:: WHAT THE TASK ASKS ::
Return every line in the items below that contains the string "Поступления", matching case exactly.

:: WORKING DATA ::
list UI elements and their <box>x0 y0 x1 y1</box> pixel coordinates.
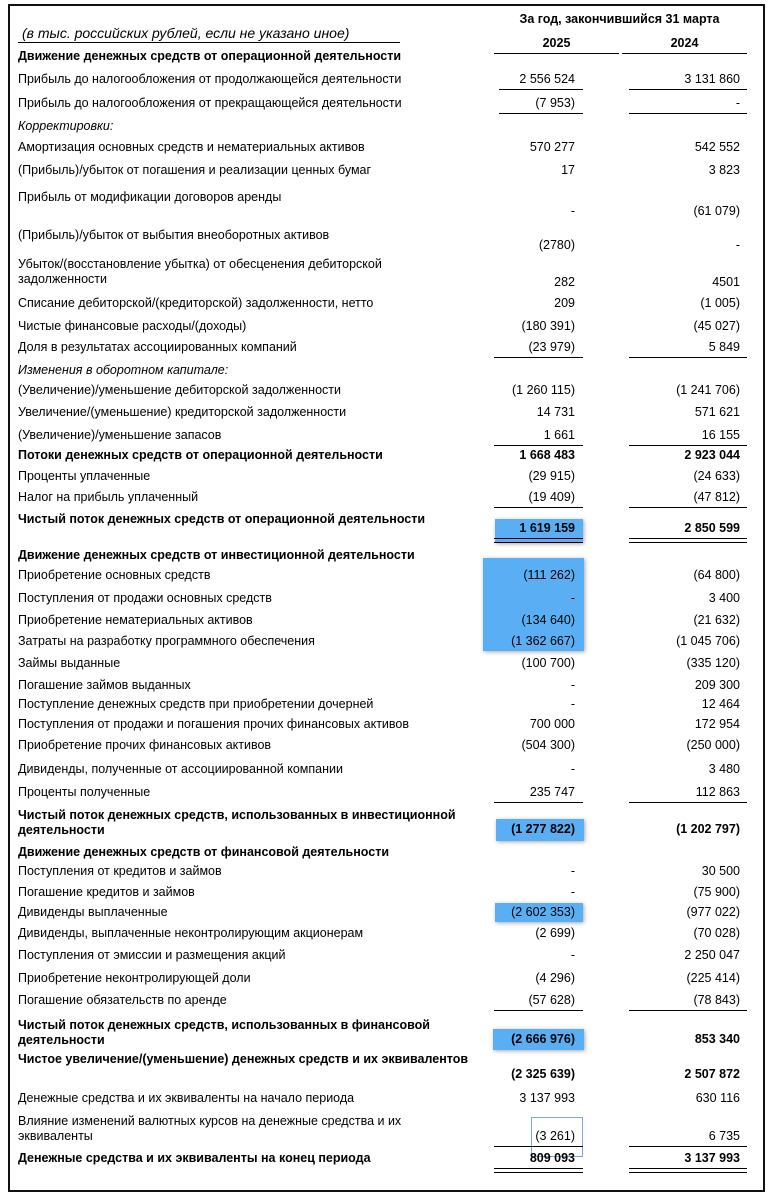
value-2024: (1 045 706) <box>676 634 740 648</box>
value-2025: (1 362 667) <box>511 634 575 648</box>
row-label: Чистый поток денежных средств, использованных в инвестиционной деятельности <box>18 808 456 837</box>
row-label: Поступления от кредитов и займов <box>18 864 222 878</box>
value-2024: 2 507 872 <box>684 1067 740 1081</box>
value-2024: (61 079) <box>693 204 740 218</box>
value-2024: 3 823 <box>708 163 740 177</box>
subtotal-rule-2024 <box>629 445 747 446</box>
value-2024: 2 250 047 <box>684 948 740 962</box>
value-2024: 2 850 599 <box>684 521 740 535</box>
row-label: Чистое увеличение/(уменьшение) денежных средств и их эквивалентов <box>18 1052 469 1066</box>
value-2024: 853 340 <box>694 1032 740 1046</box>
value-2025: (19 409) <box>528 490 575 504</box>
row-label: (Увеличение)/уменьшение запасов <box>18 428 222 442</box>
row-label: Движение денежных средств от операционной деятельности <box>18 49 402 63</box>
row-label: Движение денежных средств от инвестиционной деятельности <box>18 548 415 562</box>
value-2025: - <box>570 591 575 605</box>
value-2024: (977 022) <box>686 905 740 919</box>
subtotal-rule-2024 <box>629 357 747 358</box>
value-2024: 112 863 <box>695 785 740 799</box>
row-label: Влияние изменений валютных курсов на денежные средства и их эквиваленты <box>18 1114 402 1143</box>
value-2024: (1 241 706) <box>676 383 740 397</box>
value-2024: (45 027) <box>693 319 740 333</box>
value-2025: - <box>570 762 575 776</box>
value-2025: - <box>570 864 575 878</box>
value-2025: (180 391) <box>521 319 575 333</box>
value-2025: 17 <box>561 163 575 177</box>
value-2025: 3 137 993 <box>519 1091 575 1105</box>
value-2024: (24 633) <box>693 469 740 483</box>
value-2025: (7 953) <box>535 96 575 110</box>
value-2025: - <box>570 948 575 962</box>
value-2024: 5 849 <box>708 340 740 354</box>
total-double-rule-2025 <box>494 538 583 543</box>
value-2024: - <box>735 96 740 110</box>
subtotal-rule-2025 <box>494 1146 583 1147</box>
value-2024: 209 300 <box>694 678 740 692</box>
value-2025: - <box>570 885 575 899</box>
value-2025: 570 277 <box>529 140 575 154</box>
subtotal-rule-2025 <box>499 113 583 114</box>
value-2025: (1 260 115) <box>511 383 575 397</box>
value-2024: (225 414) <box>686 971 740 985</box>
value-2025: 209 <box>554 296 575 310</box>
row-label: Чистый поток денежных средств от операционной деятельности <box>18 512 426 526</box>
value-2024: 6 735 <box>708 1129 740 1143</box>
row-label: Изменения в оборотном капитале: <box>18 363 229 377</box>
value-2025: 1 668 483 <box>519 448 575 462</box>
subtotal-rule-2024 <box>629 1146 747 1147</box>
row-label: Погашение обязательств по аренде <box>18 993 227 1007</box>
value-2024: 2 923 044 <box>684 448 740 462</box>
value-2025: - <box>570 204 575 218</box>
subtotal-rule-2025 <box>494 445 583 446</box>
value-2025: (2 325 639) <box>511 1067 575 1081</box>
row-label: Приобретение прочих финансовых активов <box>18 738 272 752</box>
total-double-rule-2024 <box>629 1168 747 1173</box>
row-label: Прибыль до налогообложения от прекращающейся деятельности <box>18 96 402 110</box>
row-label: Увеличение/(уменьшение) кредиторской задолженности <box>18 405 347 419</box>
value-2024: - <box>735 238 740 252</box>
total-double-rule-2024 <box>629 538 747 543</box>
value-2025: (504 300) <box>521 738 575 752</box>
row-label: Дивиденды, выплаченные неконтролирующим акционерам <box>18 926 364 940</box>
value-2025: (1 277 822) <box>511 822 575 836</box>
row-label: Денежные средства и их эквиваленты на конец периода <box>18 1151 371 1165</box>
period-heading: За год, закончившийся 31 марта <box>519 12 720 26</box>
subtotal-rule-2025 <box>494 507 583 508</box>
value-2025: 1 661 <box>543 428 575 442</box>
value-2024: 630 116 <box>695 1091 740 1105</box>
subtotal-rule-2024 <box>629 1010 747 1011</box>
row-label: Прибыль от модификации договоров аренды <box>18 190 282 204</box>
subtotal-rule-2024 <box>629 113 747 114</box>
value-2024: 3 400 <box>708 591 740 605</box>
value-2024: (75 900) <box>693 885 740 899</box>
row-label: (Увеличение)/уменьшение дебиторской задолженности <box>18 383 341 397</box>
value-2025: 1 619 159 <box>519 521 575 535</box>
year-2024-heading: 2024 <box>622 36 747 54</box>
row-label: (Прибыль)/убыток от погашения и реализации ценных бумаг <box>18 163 372 177</box>
value-2024: 4501 <box>712 275 740 289</box>
row-label: Налог на прибыль уплаченный <box>18 490 199 504</box>
row-label: Потоки денежных средств от операционной деятельности <box>18 448 383 462</box>
row-label: Затраты на разработку программного обеспечения <box>18 634 315 648</box>
value-2024: 16 155 <box>701 428 740 442</box>
subtotal-rule-2024 <box>629 802 747 803</box>
value-2025: - <box>570 697 575 711</box>
value-2025: (29 915) <box>528 469 575 483</box>
value-2025: 14 731 <box>536 405 575 419</box>
value-2025: (3 261) <box>535 1129 575 1143</box>
year-2025-heading: 2025 <box>494 36 619 54</box>
value-2025: (100 700) <box>521 656 575 670</box>
row-label: Чистый поток денежных средств, использованных в финансовой деятельности <box>18 1018 430 1047</box>
row-label: Доля в результатах ассоциированных компаний <box>18 340 297 354</box>
value-2024: (70 028) <box>693 926 740 940</box>
value-2025: 809 093 <box>529 1151 575 1165</box>
value-2024: 30 500 <box>701 864 740 878</box>
row-label: Приобретение основных средств <box>18 568 211 582</box>
value-2025: (2 666 976) <box>511 1032 575 1046</box>
units-note-underline <box>18 42 400 43</box>
row-label: Погашение кредитов и займов <box>18 885 195 899</box>
row-label: Поступления от продажи и погашения прочих финансовых активов <box>18 717 409 731</box>
value-2024: (1 005) <box>700 296 740 310</box>
row-label: Погашение займов выданных <box>18 678 191 692</box>
row-label: Убыток/(восстановление убытка) от обесценения дебиторской задолженности <box>18 257 382 286</box>
value-2024: 172 954 <box>694 717 740 731</box>
row-label: Дивиденды, полученные от ассоциированной компании <box>18 762 343 776</box>
value-2024: (1 202 797) <box>676 822 740 836</box>
row-label: Списание дебиторской/(кредиторской) задолженности, нетто <box>18 296 374 310</box>
row-label: Чистые финансовые расходы/(доходы) <box>18 319 247 333</box>
value-2025: 235 747 <box>529 785 575 799</box>
value-2024: 571 621 <box>694 405 740 419</box>
subtotal-rule-2024 <box>629 89 747 90</box>
row-label: (Прибыль)/убыток от выбытия внеоборотных активов <box>18 228 330 242</box>
value-2024: 542 552 <box>694 140 740 154</box>
value-2025: (23 979) <box>528 340 575 354</box>
value-2024: (47 812) <box>693 490 740 504</box>
row-label: Поступление денежных средств при приобретении дочерней <box>18 697 374 711</box>
subtotal-rule-2025 <box>499 89 583 90</box>
value-2025: (4 296) <box>535 971 575 985</box>
value-2025: 2 556 524 <box>519 72 575 86</box>
row-label: Поступления от эмиссии и размещения акций <box>18 948 286 962</box>
value-2024: (21 632) <box>693 613 740 627</box>
value-2025: - <box>570 678 575 692</box>
subtotal-rule-2025 <box>494 802 583 803</box>
subtotal-rule-2024 <box>629 507 747 508</box>
units-note: (в тыс. российских рублей, если не указано иное) <box>22 25 350 41</box>
value-2025: (2 699) <box>535 926 575 940</box>
value-2025: 700 000 <box>529 717 575 731</box>
subtotal-rule-2025 <box>494 1010 583 1011</box>
row-label: Корректировки: <box>18 119 114 133</box>
row-label: Дивиденды выплаченные <box>18 905 168 919</box>
value-2024: (335 120) <box>686 656 740 670</box>
value-2024: 12 464 <box>701 697 740 711</box>
row-label: Амортизация основных средств и нематериальных активов <box>18 140 365 154</box>
row-label: Проценты полученные <box>18 785 151 799</box>
row-label: Денежные средства и их эквиваленты на начало периода <box>18 1091 355 1105</box>
row-label: Проценты уплаченные <box>18 469 151 483</box>
value-2025: (2780) <box>538 238 575 252</box>
row-label: Прибыль до налогообложения от продолжающейся деятельности <box>18 72 402 86</box>
row-label: Займы выданные <box>18 656 121 670</box>
value-2024: (64 800) <box>693 568 740 582</box>
row-label: Приобретение нематериальных активов <box>18 613 253 627</box>
value-2025: (57 628) <box>528 993 575 1007</box>
value-2024: 3 137 993 <box>684 1151 740 1165</box>
row-label: Поступления от продажи основных средств <box>18 591 272 605</box>
value-2024: 3 131 860 <box>684 72 740 86</box>
value-2024: (78 843) <box>693 993 740 1007</box>
value-2025: (2 602 353) <box>511 905 575 919</box>
total-double-rule-2025 <box>494 1168 583 1173</box>
value-2025: 282 <box>554 275 575 289</box>
subtotal-rule-2025 <box>494 357 583 358</box>
row-label: Приобретение неконтролирующей доли <box>18 971 251 985</box>
value-2025: (111 262) <box>523 568 575 582</box>
value-2024: 3 480 <box>708 762 740 776</box>
value-2024: (250 000) <box>686 738 740 752</box>
row-label: Движение денежных средств от финансовой деятельности <box>18 845 390 859</box>
value-2025: (134 640) <box>521 613 575 627</box>
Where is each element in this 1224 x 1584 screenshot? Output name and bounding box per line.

:: THE RESULT ::
row-label: Поступления от кредитов и займов <box>18 864 222 878</box>
row-label: Поступления от продажи и погашения прочих финансовых активов <box>18 717 409 731</box>
row-label: Поступления от эмиссии и размещения акций <box>18 948 286 962</box>
row-label: Поступления от продажи основных средств <box>18 591 272 605</box>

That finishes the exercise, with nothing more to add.